### TASK DIRECTIONS:
Copy every line of the entries below without changing a single character.

-- -- --

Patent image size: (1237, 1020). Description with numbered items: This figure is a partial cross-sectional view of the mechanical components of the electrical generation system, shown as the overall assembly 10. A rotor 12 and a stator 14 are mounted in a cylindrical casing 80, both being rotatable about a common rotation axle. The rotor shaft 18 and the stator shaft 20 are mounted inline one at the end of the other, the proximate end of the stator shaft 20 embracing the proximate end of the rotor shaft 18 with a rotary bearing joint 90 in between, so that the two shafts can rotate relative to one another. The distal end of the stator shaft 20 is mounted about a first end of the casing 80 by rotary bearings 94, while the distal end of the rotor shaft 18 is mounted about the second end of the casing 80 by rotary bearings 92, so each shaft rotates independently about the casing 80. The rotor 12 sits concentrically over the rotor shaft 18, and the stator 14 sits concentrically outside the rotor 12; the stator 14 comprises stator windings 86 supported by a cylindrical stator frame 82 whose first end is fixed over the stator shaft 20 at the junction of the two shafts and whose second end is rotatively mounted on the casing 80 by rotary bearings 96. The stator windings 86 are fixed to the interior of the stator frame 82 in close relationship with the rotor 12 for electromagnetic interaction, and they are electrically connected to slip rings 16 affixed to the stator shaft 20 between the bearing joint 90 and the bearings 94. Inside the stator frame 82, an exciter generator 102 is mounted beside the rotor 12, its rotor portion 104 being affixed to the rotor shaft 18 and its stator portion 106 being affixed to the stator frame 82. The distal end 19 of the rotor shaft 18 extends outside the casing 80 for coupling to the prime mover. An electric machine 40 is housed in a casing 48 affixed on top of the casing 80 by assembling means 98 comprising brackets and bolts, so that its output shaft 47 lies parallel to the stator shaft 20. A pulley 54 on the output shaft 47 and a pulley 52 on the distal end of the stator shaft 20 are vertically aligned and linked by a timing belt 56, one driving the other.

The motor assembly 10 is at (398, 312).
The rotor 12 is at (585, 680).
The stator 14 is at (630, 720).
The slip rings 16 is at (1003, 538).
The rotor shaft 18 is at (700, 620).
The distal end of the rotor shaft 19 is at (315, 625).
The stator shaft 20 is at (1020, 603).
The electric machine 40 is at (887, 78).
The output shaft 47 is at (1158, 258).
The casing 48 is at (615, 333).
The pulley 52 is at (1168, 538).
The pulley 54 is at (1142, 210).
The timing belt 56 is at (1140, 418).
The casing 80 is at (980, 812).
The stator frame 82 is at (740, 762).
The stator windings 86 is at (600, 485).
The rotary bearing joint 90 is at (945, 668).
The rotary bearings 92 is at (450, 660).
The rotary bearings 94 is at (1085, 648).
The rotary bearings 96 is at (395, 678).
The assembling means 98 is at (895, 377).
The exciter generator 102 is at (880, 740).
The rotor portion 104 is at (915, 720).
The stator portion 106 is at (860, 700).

-- -- --

### RESULT OF THE EXERCISE:
Patent image size: (1237, 1020). Description with numbered items: This figure is a partial cross-sectional view of the mechanical components of the electrical generation system, shown as the overall assembly 10. A rotor 12 and a stator 14 are mounted in a cylindrical casing 80, both being rotatable about a common rotation axle. The rotor shaft 18 and the stator shaft 20 are mounted inline one at the end of the other, the proximate end of the stator shaft 20 embracing the proximate end of the rotor shaft 18 with a rotary bearing joint 90 in between, so that the two shafts can rotate relative to one another. The distal end of the stator shaft 20 is mounted about a first end of the casing 80 by rotary bearings 94, while the distal end of the rotor shaft 18 is mounted about the second end of the casing 80 by rotary bearings 92, so each shaft rotates independently about the casing 80. The rotor 12 sits concentrically over the rotor shaft 18, and the stator 14 sits concentrically outside the rotor 12; the stator 14 comprises stator windings 86 supported by a cylindrical stator frame 82 whose first end is fixed over the stator shaft 20 at the junction of the two shafts and whose second end is rotatively mounted on the casing 80 by rotary bearings 96. The stator windings 86 are fixed to the interior of the stator frame 82 in close relationship with the rotor 12 for electromagnetic interaction, and they are electrically connected to slip rings 16 affixed to the stator shaft 20 between the bearing joint 90 and the bearings 94. Inside the stator frame 82, an exciter generator 102 is mounted beside the rotor 12, its rotor portion 104 being affixed to the rotor shaft 18 and its stator portion 106 being affixed to the stator frame 82. The distal end 19 of the rotor shaft 18 extends outside the casing 80 for coupling to the prime mover. An electric machine 40 is housed in a casing 48 affixed on top of the casing 80 by assembling means 98 comprising brackets and bolts, so that its output shaft 47 lies parallel to the stator shaft 20. A pulley 54 on the output shaft 47 and a pulley 52 on the distal end of the stator shaft 20 are vertically aligned and linked by a timing belt 56, one driving the other.

The motor assembly 10 is at (398, 312).
The rotor 12 is at (585, 680).
The stator 14 is at (630, 720).
The slip rings 16 is at (1003, 538).
The rotor shaft 18 is at (700, 620).
The distal end of the rotor shaft 19 is at (315, 625).
The stator shaft 20 is at (1020, 603).
The electric machine 40 is at (887, 78).
The output shaft 47 is at (1158, 258).
The casing 48 is at (615, 333).
The pulley 52 is at (1168, 538).
The pulley 54 is at (1142, 210).
The timing belt 56 is at (1140, 418).
The casing 80 is at (980, 812).
The stator frame 82 is at (740, 762).
The stator windings 86 is at (600, 485).
The rotary bearing joint 90 is at (945, 668).
The rotary bearings 92 is at (450, 660).
The rotary bearings 94 is at (1085, 648).
The rotary bearings 96 is at (395, 678).
The assembling means 98 is at (895, 377).
The exciter generator 102 is at (880, 740).
The rotor portion 104 is at (915, 720).
The stator portion 106 is at (860, 700).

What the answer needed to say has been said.